Excerpt from a dataset:
--

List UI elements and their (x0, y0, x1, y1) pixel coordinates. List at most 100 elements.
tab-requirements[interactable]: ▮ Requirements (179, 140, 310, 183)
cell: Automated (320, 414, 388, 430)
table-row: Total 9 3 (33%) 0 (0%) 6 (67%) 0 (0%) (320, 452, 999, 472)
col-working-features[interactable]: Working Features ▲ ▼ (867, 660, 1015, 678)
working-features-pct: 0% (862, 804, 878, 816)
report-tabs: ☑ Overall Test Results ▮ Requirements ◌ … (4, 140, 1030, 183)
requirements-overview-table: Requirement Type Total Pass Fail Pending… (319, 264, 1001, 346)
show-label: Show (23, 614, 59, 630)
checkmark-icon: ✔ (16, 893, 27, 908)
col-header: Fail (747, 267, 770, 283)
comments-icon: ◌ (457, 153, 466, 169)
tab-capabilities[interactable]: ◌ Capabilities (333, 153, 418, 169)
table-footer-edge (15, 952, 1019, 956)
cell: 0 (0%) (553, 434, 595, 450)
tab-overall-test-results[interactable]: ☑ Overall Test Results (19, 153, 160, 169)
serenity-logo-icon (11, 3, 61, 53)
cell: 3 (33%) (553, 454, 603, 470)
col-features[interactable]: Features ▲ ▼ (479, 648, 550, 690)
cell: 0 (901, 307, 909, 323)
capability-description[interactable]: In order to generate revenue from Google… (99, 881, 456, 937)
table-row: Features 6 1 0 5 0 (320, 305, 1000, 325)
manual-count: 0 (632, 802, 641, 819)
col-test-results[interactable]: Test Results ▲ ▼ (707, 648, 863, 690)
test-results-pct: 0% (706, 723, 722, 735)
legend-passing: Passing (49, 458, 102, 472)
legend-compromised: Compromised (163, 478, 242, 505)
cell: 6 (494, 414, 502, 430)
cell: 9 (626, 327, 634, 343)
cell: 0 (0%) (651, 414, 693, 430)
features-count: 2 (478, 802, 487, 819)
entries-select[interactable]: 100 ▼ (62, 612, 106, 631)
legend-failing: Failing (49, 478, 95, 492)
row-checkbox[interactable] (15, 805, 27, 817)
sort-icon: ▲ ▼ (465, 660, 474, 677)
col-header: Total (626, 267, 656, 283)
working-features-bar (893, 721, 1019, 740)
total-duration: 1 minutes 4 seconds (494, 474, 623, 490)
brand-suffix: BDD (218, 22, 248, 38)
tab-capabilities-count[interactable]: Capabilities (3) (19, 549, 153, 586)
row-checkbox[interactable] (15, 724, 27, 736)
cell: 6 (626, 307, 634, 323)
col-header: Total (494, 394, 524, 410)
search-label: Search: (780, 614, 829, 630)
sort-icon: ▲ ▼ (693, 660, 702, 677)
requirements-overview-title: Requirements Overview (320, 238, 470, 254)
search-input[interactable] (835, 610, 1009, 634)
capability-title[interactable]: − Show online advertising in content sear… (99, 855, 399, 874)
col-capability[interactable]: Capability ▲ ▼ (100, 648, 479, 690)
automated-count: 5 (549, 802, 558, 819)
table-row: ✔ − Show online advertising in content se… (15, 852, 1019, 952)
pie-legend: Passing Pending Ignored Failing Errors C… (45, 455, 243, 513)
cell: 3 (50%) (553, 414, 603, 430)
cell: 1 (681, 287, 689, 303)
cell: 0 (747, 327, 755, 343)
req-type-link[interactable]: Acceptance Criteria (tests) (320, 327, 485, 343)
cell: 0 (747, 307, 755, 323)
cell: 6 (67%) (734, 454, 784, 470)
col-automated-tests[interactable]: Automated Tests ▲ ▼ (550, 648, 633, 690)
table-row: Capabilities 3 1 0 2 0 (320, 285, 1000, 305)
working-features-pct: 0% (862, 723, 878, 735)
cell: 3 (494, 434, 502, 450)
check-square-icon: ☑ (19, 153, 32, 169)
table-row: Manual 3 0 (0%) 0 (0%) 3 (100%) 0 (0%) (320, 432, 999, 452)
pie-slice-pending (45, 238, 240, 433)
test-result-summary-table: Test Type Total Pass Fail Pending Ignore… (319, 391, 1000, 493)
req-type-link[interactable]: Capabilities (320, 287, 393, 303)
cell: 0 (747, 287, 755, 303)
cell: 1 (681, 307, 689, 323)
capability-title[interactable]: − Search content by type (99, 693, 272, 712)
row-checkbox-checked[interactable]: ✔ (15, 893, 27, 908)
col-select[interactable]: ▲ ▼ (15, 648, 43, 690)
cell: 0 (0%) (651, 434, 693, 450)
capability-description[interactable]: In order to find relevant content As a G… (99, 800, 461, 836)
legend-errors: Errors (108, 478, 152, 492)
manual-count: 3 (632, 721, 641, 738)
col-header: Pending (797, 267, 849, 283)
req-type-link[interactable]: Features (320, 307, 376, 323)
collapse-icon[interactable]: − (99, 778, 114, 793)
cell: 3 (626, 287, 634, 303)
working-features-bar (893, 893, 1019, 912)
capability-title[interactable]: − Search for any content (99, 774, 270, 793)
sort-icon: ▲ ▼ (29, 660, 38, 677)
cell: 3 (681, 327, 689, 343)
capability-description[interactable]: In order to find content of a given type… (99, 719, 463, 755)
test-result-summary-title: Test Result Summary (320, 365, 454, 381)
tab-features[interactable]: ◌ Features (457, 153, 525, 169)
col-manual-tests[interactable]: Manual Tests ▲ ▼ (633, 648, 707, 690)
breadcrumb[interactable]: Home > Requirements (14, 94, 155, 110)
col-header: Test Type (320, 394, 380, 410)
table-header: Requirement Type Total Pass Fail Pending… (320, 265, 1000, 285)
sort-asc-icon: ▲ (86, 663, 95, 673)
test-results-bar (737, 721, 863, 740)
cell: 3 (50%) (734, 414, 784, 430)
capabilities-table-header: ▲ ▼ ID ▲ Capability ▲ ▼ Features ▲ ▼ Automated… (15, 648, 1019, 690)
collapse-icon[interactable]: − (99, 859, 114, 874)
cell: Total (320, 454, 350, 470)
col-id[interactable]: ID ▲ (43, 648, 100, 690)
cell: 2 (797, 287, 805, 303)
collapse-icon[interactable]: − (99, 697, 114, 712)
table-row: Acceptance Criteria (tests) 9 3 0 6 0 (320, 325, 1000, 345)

--

Stated problem: Copy out word for word the rows from the very first one through the line containing "table-row: Total 9", including both ends.

Exercise output:
List UI elements and their (x0, y0, x1, y1) pixel coordinates. List at most 100 elements.
tab-requirements[interactable]: ▮ Requirements (179, 140, 310, 183)
cell: Automated (320, 414, 388, 430)
table-row: Total 9 3 (33%) 0 (0%) 6 (67%) 0 (0%) (320, 452, 999, 472)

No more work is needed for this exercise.